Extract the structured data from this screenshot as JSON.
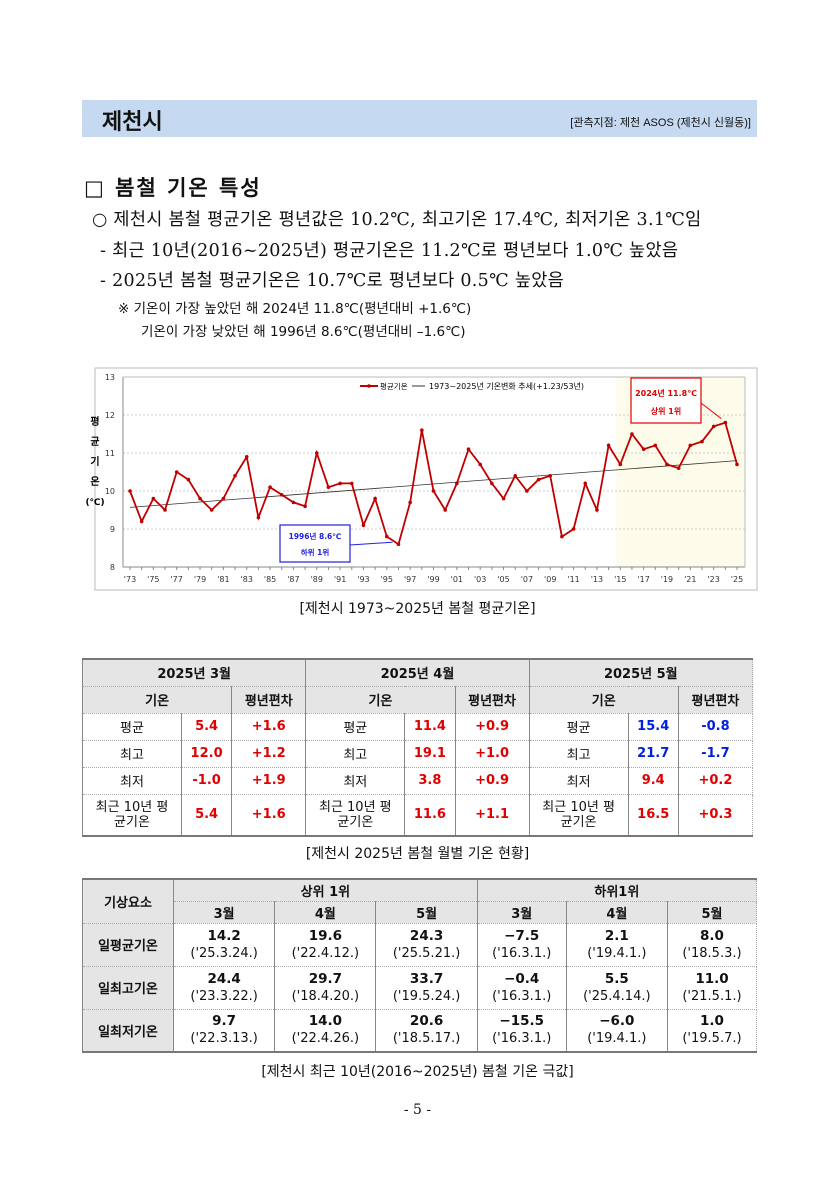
{
  "header": {
    "city": "제천시",
    "station": "[관측지점:  제천  ASOS (제천시  신월동)]"
  },
  "section": {
    "title": "□  봄철  기온  특성",
    "bullets": [
      "○  제천시  봄철  평균기온  평년값은  10.2℃,  최고기온  17.4℃,  최저기온  3.1℃임",
      "-  최근  10년(2016~2025년)  평균기온은  11.2℃로  평년보다  1.0℃  높았음",
      "-  2025년  봄철  평균기온은  10.7℃로  평년보다  0.5℃  높았음"
    ],
    "notes": [
      "※  기온이  가장  높았던  해  2024년  11.8℃(평년대비  +1.6℃)",
      "기온이  가장  낮았던  해  1996년  8.6℃(평년대비  –1.6℃)"
    ]
  },
  "chart_data": {
    "type": "line",
    "title": "",
    "ylabel": "평균기온(℃)",
    "ylabel_chars": [
      "평",
      "균",
      "기",
      "온",
      "(℃)"
    ],
    "ylim": [
      8,
      13
    ],
    "yticks": [
      8,
      9,
      10,
      11,
      12,
      13
    ],
    "x": [
      1973,
      1974,
      1975,
      1976,
      1977,
      1978,
      1979,
      1980,
      1981,
      1982,
      1983,
      1984,
      1985,
      1986,
      1987,
      1988,
      1989,
      1990,
      1991,
      1992,
      1993,
      1994,
      1995,
      1996,
      1997,
      1998,
      1999,
      2000,
      2001,
      2002,
      2003,
      2004,
      2005,
      2006,
      2007,
      2008,
      2009,
      2010,
      2011,
      2012,
      2013,
      2014,
      2015,
      2016,
      2017,
      2018,
      2019,
      2020,
      2021,
      2022,
      2023,
      2024,
      2025
    ],
    "xtick_labels": [
      "'73",
      "'75",
      "'77",
      "'79",
      "'81",
      "'83",
      "'85",
      "'87",
      "'89",
      "'91",
      "'93",
      "'95",
      "'97",
      "'99",
      "'01",
      "'03",
      "'05",
      "'07",
      "'09",
      "'11",
      "'13",
      "'15",
      "'17",
      "'19",
      "'21",
      "'23",
      "'25"
    ],
    "series": [
      {
        "name": "평균기온",
        "color": "#c00000",
        "values": [
          10.0,
          9.2,
          9.8,
          9.5,
          10.5,
          10.3,
          9.8,
          9.5,
          9.8,
          10.4,
          10.9,
          9.3,
          10.1,
          9.9,
          9.7,
          9.6,
          11.0,
          10.1,
          10.2,
          10.2,
          9.1,
          9.8,
          8.8,
          8.6,
          9.7,
          11.6,
          10.0,
          9.5,
          10.2,
          11.1,
          10.7,
          10.2,
          9.8,
          10.4,
          10.0,
          10.3,
          10.4,
          8.8,
          9.0,
          10.2,
          9.5,
          11.2,
          10.7,
          11.5,
          11.1,
          11.2,
          10.7,
          10.6,
          11.2,
          11.3,
          11.7,
          11.8,
          10.7
        ]
      },
      {
        "name": "1973~2025년 기온변화 추세(+1.23/53년)",
        "color": "#333333",
        "trend": [
          9.57,
          10.8
        ]
      }
    ],
    "highlight_range": [
      2015,
      2025
    ],
    "annotations": [
      {
        "text": [
          "2024년 11.8℃",
          "상위 1위"
        ],
        "color": "#e00000",
        "target": [
          2024,
          11.8
        ]
      },
      {
        "text": [
          "1996년 8.6℃",
          "하위 1위"
        ],
        "color": "#2020e0",
        "target": [
          1996,
          8.6
        ]
      }
    ],
    "grid": true,
    "legend": "top-center"
  },
  "chart_caption": "[제천시  1973~2025년  봄철  평균기온]",
  "monthly": {
    "months": [
      "2025년  3월",
      "2025년  4월",
      "2025년  5월"
    ],
    "col_headers": [
      "기온",
      "평년편차"
    ],
    "rows": [
      {
        "label": "평균",
        "cells": [
          [
            "5.4",
            "+1.6"
          ],
          [
            "11.4",
            "+0.9"
          ],
          [
            "15.4",
            "-0.8"
          ]
        ],
        "colors": [
          [
            "red",
            "red"
          ],
          [
            "red",
            "red"
          ],
          [
            "blue",
            "blue"
          ]
        ]
      },
      {
        "label": "최고",
        "cells": [
          [
            "12.0",
            "+1.2"
          ],
          [
            "19.1",
            "+1.0"
          ],
          [
            "21.7",
            "-1.7"
          ]
        ],
        "colors": [
          [
            "red",
            "red"
          ],
          [
            "red",
            "red"
          ],
          [
            "blue",
            "blue"
          ]
        ]
      },
      {
        "label": "최저",
        "cells": [
          [
            "-1.0",
            "+1.9"
          ],
          [
            "3.8",
            "+0.9"
          ],
          [
            "9.4",
            "+0.2"
          ]
        ],
        "colors": [
          [
            "red",
            "red"
          ],
          [
            "red",
            "red"
          ],
          [
            "red",
            "red"
          ]
        ]
      },
      {
        "label": "최근 10년 평균기온",
        "cells": [
          [
            "5.4",
            "+1.6"
          ],
          [
            "11.6",
            "+1.1"
          ],
          [
            "16.5",
            "+0.3"
          ]
        ],
        "colors": [
          [
            "red",
            "red"
          ],
          [
            "red",
            "red"
          ],
          [
            "red",
            "red"
          ]
        ]
      }
    ],
    "caption": "[제천시  2025년  봄철  월별  기온  현황]"
  },
  "extremes": {
    "corner": "기상요소",
    "groups": [
      "상위  1위",
      "하위1위"
    ],
    "months": [
      "3월",
      "4월",
      "5월",
      "3월",
      "4월",
      "5월"
    ],
    "rows": [
      {
        "label": "일평균기온",
        "cells": [
          [
            "14.2",
            "('25.3.24.)"
          ],
          [
            "19.6",
            "('22.4.12.)"
          ],
          [
            "24.3",
            "('25.5.21.)"
          ],
          [
            "−7.5",
            "('16.3.1.)"
          ],
          [
            "2.1",
            "('19.4.1.)"
          ],
          [
            "8.0",
            "('18.5.3.)"
          ]
        ]
      },
      {
        "label": "일최고기온",
        "cells": [
          [
            "24.4",
            "('23.3.22.)"
          ],
          [
            "29.7",
            "('18.4.20.)"
          ],
          [
            "33.7",
            "('19.5.24.)"
          ],
          [
            "−0.4",
            "('16.3.1.)"
          ],
          [
            "5.5",
            "('25.4.14.)"
          ],
          [
            "11.0",
            "('21.5.1.)"
          ]
        ]
      },
      {
        "label": "일최저기온",
        "cells": [
          [
            "9.7",
            "('22.3.13.)"
          ],
          [
            "14.0",
            "('22.4.26.)"
          ],
          [
            "20.6",
            "('18.5.17.)"
          ],
          [
            "−15.5",
            "('16.3.1.)"
          ],
          [
            "−6.0",
            "('19.4.1.)"
          ],
          [
            "1.0",
            "('19.5.7.)"
          ]
        ]
      }
    ],
    "caption": "[제천시  최근  10년(2016~2025년)  봄철  기온  극값]"
  },
  "page_number": "- 5 -"
}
++++++++
*What is asked*
Which lines hold the word "평년대비"? Return all of them from the records above.

*The completed task*
      "※  기온이  가장  높았던  해  2024년  11.8℃(평년대비  +1.6℃)",
      "기온이  가장  낮았던  해  1996년  8.6℃(평년대비  –1.6℃)"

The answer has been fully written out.